Each record below should be output verbatim, without pictures.
##############################
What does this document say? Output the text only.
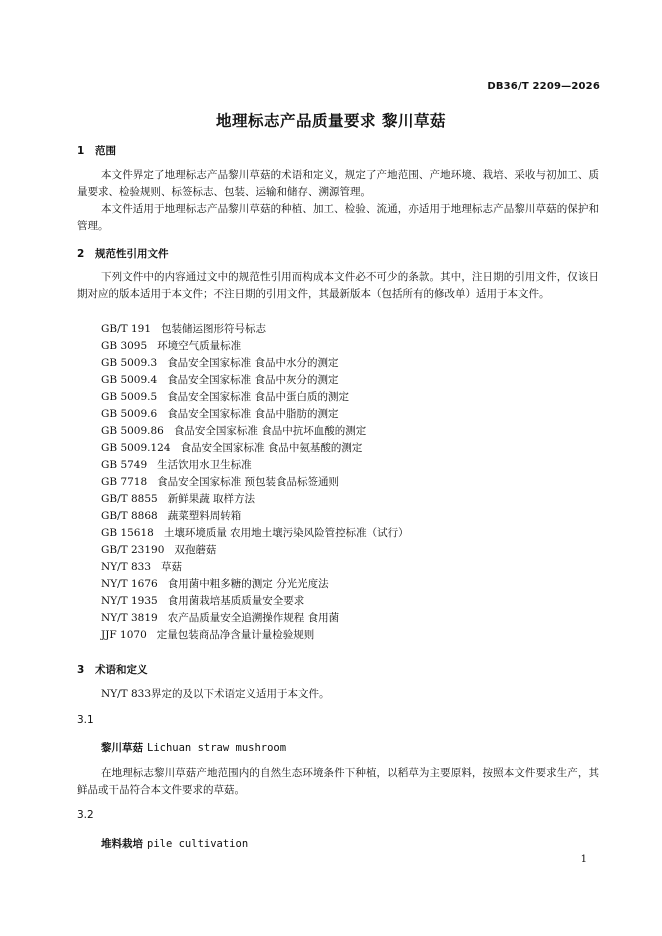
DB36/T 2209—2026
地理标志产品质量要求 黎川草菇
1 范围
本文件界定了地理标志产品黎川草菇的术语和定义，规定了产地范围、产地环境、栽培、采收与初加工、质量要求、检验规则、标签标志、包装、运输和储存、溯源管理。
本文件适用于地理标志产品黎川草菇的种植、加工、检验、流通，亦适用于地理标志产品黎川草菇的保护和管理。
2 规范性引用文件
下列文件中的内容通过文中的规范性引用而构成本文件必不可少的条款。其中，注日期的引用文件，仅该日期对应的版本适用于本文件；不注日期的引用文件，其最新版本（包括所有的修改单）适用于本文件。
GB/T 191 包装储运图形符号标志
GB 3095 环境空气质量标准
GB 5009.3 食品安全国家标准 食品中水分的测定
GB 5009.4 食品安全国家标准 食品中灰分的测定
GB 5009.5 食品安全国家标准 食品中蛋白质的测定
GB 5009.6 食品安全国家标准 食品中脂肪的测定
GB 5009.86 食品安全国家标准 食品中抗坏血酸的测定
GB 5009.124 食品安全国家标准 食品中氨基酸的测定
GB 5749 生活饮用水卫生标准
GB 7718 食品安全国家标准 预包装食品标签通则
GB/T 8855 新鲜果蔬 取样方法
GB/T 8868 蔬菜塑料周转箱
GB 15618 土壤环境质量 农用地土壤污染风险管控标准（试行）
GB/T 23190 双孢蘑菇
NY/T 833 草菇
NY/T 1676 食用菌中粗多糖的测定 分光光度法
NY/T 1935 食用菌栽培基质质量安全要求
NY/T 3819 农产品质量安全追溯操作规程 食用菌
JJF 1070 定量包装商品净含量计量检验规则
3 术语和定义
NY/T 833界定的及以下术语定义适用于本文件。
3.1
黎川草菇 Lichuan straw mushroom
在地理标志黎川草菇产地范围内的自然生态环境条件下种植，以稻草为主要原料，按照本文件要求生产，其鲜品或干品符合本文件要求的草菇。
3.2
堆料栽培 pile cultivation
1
##############################
**Result below:**
What does this document say? Output the text only.
DB36/T 2209—2026
地理标志产品质量要求 黎川草菇
1 范围
本文件界定了地理标志产品黎川草菇的术语和定义，规定了产地范围、产地环境、栽培、采收与初加工、质量要求、检验规则、标签标志、包装、运输和储存、溯源管理。
本文件适用于地理标志产品黎川草菇的种植、加工、检验、流通，亦适用于地理标志产品黎川草菇的保护和管理。
2 规范性引用文件
下列文件中的内容通过文中的规范性引用而构成本文件必不可少的条款。其中，注日期的引用文件，仅该日期对应的版本适用于本文件；不注日期的引用文件，其最新版本（包括所有的修改单）适用于本文件。
GB/T 191 包装储运图形符号标志
GB 3095 环境空气质量标准
GB 5009.3 食品安全国家标准 食品中水分的测定
GB 5009.4 食品安全国家标准 食品中灰分的测定
GB 5009.5 食品安全国家标准 食品中蛋白质的测定
GB 5009.6 食品安全国家标准 食品中脂肪的测定
GB 5009.86 食品安全国家标准 食品中抗坏血酸的测定
GB 5009.124 食品安全国家标准 食品中氨基酸的测定
GB 5749 生活饮用水卫生标准
GB 7718 食品安全国家标准 预包装食品标签通则
GB/T 8855 新鲜果蔬 取样方法
GB/T 8868 蔬菜塑料周转箱
GB 15618 土壤环境质量 农用地土壤污染风险管控标准（试行）
GB/T 23190 双孢蘑菇
NY/T 833 草菇
NY/T 1676 食用菌中粗多糖的测定 分光光度法
NY/T 1935 食用菌栽培基质质量安全要求
NY/T 3819 农产品质量安全追溯操作规程 食用菌
JJF 1070 定量包装商品净含量计量检验规则
3 术语和定义
NY/T 833界定的及以下术语定义适用于本文件。
3.1
黎川草菇 Lichuan straw mushroom
在地理标志黎川草菇产地范围内的自然生态环境条件下种植，以稻草为主要原料，按照本文件要求生产，其鲜品或干品符合本文件要求的草菇。
3.2
堆料栽培 pile cultivation
1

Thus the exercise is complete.